(Document content entries)
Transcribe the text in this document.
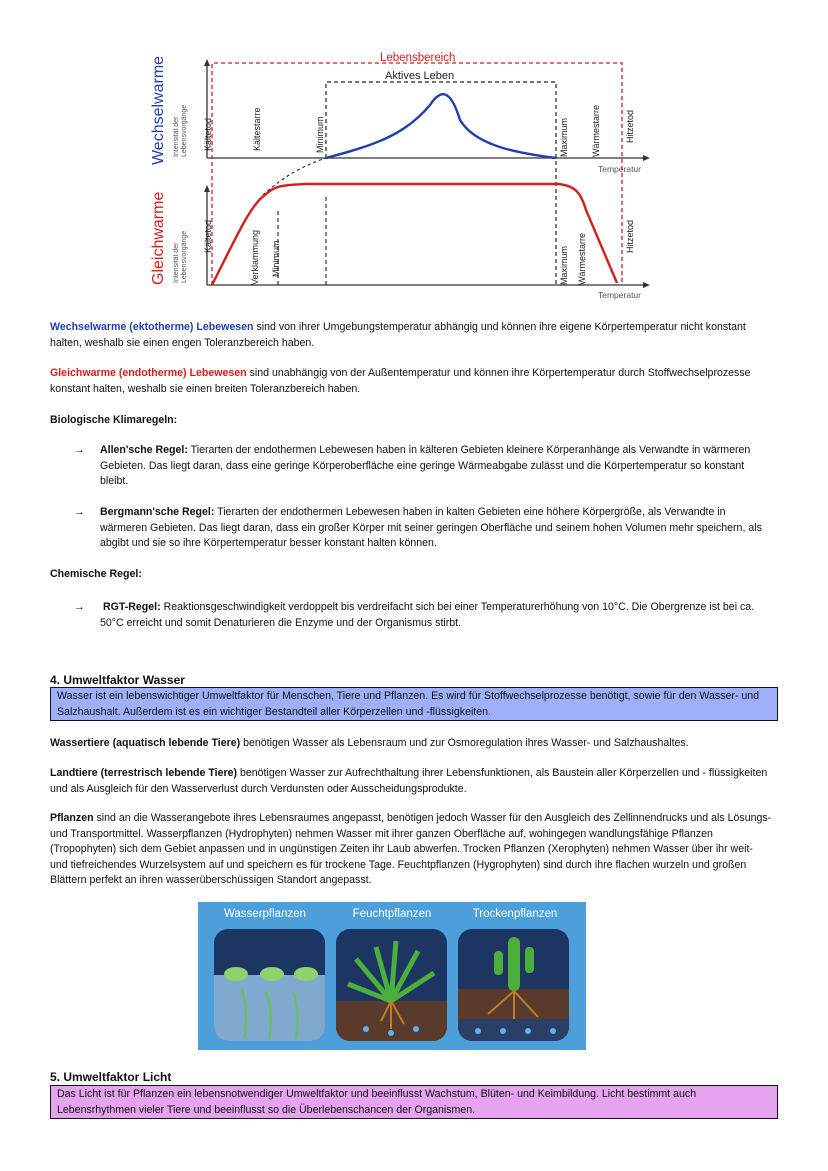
Wechselwarme
Gleichwarme
Intensität der Lebensvorgänge
Intensität der Lebensvorgänge
Temperatur
Temperatur
Lebensbereich
Aktives Leben
Kältetod	Kältestarre	Minimum	Maximum Wärmestarre	Hitzetod
Kältetod	Verklammung Minimum	Maximum Wärmestarre	Hitzetod
Wechselwarme (ektotherme) Lebewesen sind von ihrer Umgebungstemperatur abhängig und können ihre eigene Körpertemperatur nicht konstant halten, weshalb sie einen engen Toleranzbereich haben.
Gleichwarme (endotherme) Lebewesen sind unabhängig von der Außentemperatur und können ihre Körpertemperatur durch Stoffwechselprozesse konstant halten, weshalb sie einen breiten Toleranzbereich haben.
Biologische Klimaregeln:
→ Allen'sche Regel: Tierarten der endothermen Lebewesen haben in kälteren Gebieten kleinere Körperanhänge als Verwandte in wärmeren Gebieten. Das liegt daran, dass eine geringe Körperoberfläche eine geringe Wärmeabgabe zulässt und die Körpertemperatur so konstant bleibt.
→ Bergmann'sche Regel: Tierarten der endothermen Lebewesen haben in kalten Gebieten eine höhere Körpergröße, als Verwandte in wärmeren Gebieten. Das liegt daran, dass ein großer Körper mit seiner geringen Oberfläche und seinem hohen Volumen mehr speichern, als abgibt und sie so ihre Körpertemperatur besser konstant halten können.
Chemische Regel:
→ RGT-Regel: Reaktionsgeschwindigkeit verdoppelt bis verdreifacht sich bei einer Temperaturerhöhung von 10°C. Die Obergrenze ist bei ca. 50°C erreicht und somit Denaturieren die Enzyme und der Organismus stirbt.
4. Umweltfaktor Wasser
Wasser ist ein lebenswichtiger Umweltfaktor für Menschen, Tiere und Pflanzen. Es wird für Stoffwechselprozesse benötigt, sowie für den Wasser- und Salzhaushalt. Außerdem ist es ein wichtiger Bestandteil aller Körperzellen und -flüssigkeiten.
Wassertiere (aquatisch lebende Tiere) benötigen Wasser als Lebensraum und zur Osmoregulation ihres Wasser- und Salzhaushaltes.
Landtiere (terrestrisch lebende Tiere) benötigen Wasser zur Aufrechthaltung ihrer Lebensfunktionen, als Baustein aller Körperzellen und - flüssigkeiten und als Ausgleich für den Wasserverlust durch Verdunsten oder Ausscheidungsprodukte.
Pflanzen sind an die Wasserangebote ihres Lebensraumes angepasst, benötigen jedoch Wasser für den Ausgleich des Zellinnendrucks und als Lösungs- und Transportmittel. Wasserpflanzen (Hydrophyten) nehmen Wasser mit ihrer ganzen Oberfläche auf, wohingegen wandlungsfähige Pflanzen (Tropophyten) sich dem Gebiet anpassen und in ungünstigen Zeiten ihr Laub abwerfen. Trocken Pflanzen (Xerophyten) nehmen Wasser über ihr weit- und tiefreichendes Wurzelsystem auf und speichern es für trockene Tage. Feuchtpflanzen (Hygrophyten) sind durch ihre flachen wurzeln und großen Blättern perfekt an ihren wasserüberschüssigen Standort angepasst.
Wasserpflanzen	Feuchtpflanzen	Trockenpflanzen
5. Umweltfaktor Licht
Das Licht ist für Pflanzen ein lebensnotwendiger Umweltfaktor und beeinflusst Wachstum, Blüten- und Keimbildung. Licht bestimmt auch Lebensrhythmen vieler Tiere und beeinflusst so die Überlebenschancen der Organismen.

**WORK INSTRUCTION:** Return each line of the data that contains the string "liegt".

**TASK SOLUTION:**
→ Allen'sche Regel: Tierarten der endothermen Lebewesen haben in kälteren Gebieten kleinere Körperanhänge als Verwandte in wärmeren Gebieten. Das liegt daran, dass eine geringe Körperoberfläche eine geringe Wärmeabgabe zulässt und die Körpertemperatur so konstant bleibt.
→ Bergmann'sche Regel: Tierarten der endothermen Lebewesen haben in kalten Gebieten eine höhere Körpergröße, als Verwandte in wärmeren Gebieten. Das liegt daran, dass ein großer Körper mit seiner geringen Oberfläche und seinem hohen Volumen mehr speichern, als abgibt und sie so ihre Körpertemperatur besser konstant halten können.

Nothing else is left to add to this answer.